- What is required -
Write out the records below word for word, please.

#####

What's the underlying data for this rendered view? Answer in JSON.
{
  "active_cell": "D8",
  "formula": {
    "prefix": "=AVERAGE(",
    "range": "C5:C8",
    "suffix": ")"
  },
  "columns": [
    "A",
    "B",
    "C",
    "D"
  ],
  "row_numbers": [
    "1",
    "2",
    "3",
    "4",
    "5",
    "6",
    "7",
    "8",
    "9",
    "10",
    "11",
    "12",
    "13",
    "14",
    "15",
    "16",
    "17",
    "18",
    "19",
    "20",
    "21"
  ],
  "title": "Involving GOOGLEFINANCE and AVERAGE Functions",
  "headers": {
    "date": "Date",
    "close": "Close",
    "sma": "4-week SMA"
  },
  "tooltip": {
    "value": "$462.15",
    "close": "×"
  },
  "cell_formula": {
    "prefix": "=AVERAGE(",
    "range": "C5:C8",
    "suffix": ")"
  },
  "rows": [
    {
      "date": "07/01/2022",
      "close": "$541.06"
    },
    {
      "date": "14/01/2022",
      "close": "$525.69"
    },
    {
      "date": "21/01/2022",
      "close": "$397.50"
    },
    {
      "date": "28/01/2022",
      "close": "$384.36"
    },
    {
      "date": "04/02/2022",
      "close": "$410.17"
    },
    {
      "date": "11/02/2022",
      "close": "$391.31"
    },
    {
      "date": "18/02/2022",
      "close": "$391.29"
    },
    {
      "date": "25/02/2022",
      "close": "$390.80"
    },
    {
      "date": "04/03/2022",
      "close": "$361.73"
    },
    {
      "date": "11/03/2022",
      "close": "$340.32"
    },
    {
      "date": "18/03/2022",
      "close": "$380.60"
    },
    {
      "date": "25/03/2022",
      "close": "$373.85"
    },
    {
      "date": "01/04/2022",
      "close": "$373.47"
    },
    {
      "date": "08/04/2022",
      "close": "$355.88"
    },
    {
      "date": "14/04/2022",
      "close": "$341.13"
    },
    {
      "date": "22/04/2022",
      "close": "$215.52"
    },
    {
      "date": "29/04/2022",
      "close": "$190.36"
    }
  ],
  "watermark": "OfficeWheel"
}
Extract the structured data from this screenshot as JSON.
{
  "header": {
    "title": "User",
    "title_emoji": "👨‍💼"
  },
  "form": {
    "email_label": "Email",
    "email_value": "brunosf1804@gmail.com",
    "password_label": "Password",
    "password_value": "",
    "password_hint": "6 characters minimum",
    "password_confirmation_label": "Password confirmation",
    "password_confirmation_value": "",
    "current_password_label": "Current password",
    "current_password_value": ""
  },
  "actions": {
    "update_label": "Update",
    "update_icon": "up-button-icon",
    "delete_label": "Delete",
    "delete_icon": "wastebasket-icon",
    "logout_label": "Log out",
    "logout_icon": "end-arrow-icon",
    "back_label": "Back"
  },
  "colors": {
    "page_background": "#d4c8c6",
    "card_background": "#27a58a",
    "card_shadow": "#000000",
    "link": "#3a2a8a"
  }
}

#####

- Complete response -
What's the underlying data for this rendered view? Answer in JSON.
{
  "active_cell": "D8",
  "formula": {
    "prefix": "=AVERAGE(",
    "range": "C5:C8",
    "suffix": ")"
  },
  "columns": [
    "A",
    "B",
    "C",
    "D"
  ],
  "row_numbers": [
    "1",
    "2",
    "3",
    "4",
    "5",
    "6",
    "7",
    "8",
    "9",
    "10",
    "11",
    "12",
    "13",
    "14",
    "15",
    "16",
    "17",
    "18",
    "19",
    "20",
    "21"
  ],
  "title": "Involving GOOGLEFINANCE and AVERAGE Functions",
  "headers": {
    "date": "Date",
    "close": "Close",
    "sma": "4-week SMA"
  },
  "tooltip": {
    "value": "$462.15",
    "close": "×"
  },
  "cell_formula": {
    "prefix": "=AVERAGE(",
    "range": "C5:C8",
    "suffix": ")"
  },
  "rows": [
    {
      "date": "07/01/2022",
      "close": "$541.06"
    },
    {
      "date": "14/01/2022",
      "close": "$525.69"
    },
    {
      "date": "21/01/2022",
      "close": "$397.50"
    },
    {
      "date": "28/01/2022",
      "close": "$384.36"
    },
    {
      "date": "04/02/2022",
      "close": "$410.17"
    },
    {
      "date": "11/02/2022",
      "close": "$391.31"
    },
    {
      "date": "18/02/2022",
      "close": "$391.29"
    },
    {
      "date": "25/02/2022",
      "close": "$390.80"
    },
    {
      "date": "04/03/2022",
      "close": "$361.73"
    },
    {
      "date": "11/03/2022",
      "close": "$340.32"
    },
    {
      "date": "18/03/2022",
      "close": "$380.60"
    },
    {
      "date": "25/03/2022",
      "close": "$373.85"
    },
    {
      "date": "01/04/2022",
      "close": "$373.47"
    },
    {
      "date": "08/04/2022",
      "close": "$355.88"
    },
    {
      "date": "14/04/2022",
      "close": "$341.13"
    },
    {
      "date": "22/04/2022",
      "close": "$215.52"
    },
    {
      "date": "29/04/2022",
      "close": "$190.36"
    }
  ],
  "watermark": "OfficeWheel"
}
Extract the structured data from this screenshot as JSON.
{
  "header": {
    "title": "User",
    "title_emoji": "👨‍💼"
  },
  "form": {
    "email_label": "Email",
    "email_value": "brunosf1804@gmail.com",
    "password_label": "Password",
    "password_value": "",
    "password_hint": "6 characters minimum",
    "password_confirmation_label": "Password confirmation",
    "password_confirmation_value": "",
    "current_password_label": "Current password",
    "current_password_value": ""
  },
  "actions": {
    "update_label": "Update",
    "update_icon": "up-button-icon",
    "delete_label": "Delete",
    "delete_icon": "wastebasket-icon",
    "logout_label": "Log out",
    "logout_icon": "end-arrow-icon",
    "back_label": "Back"
  },
  "colors": {
    "page_background": "#d4c8c6",
    "card_background": "#27a58a",
    "card_shadow": "#000000",
    "link": "#3a2a8a"
  }
}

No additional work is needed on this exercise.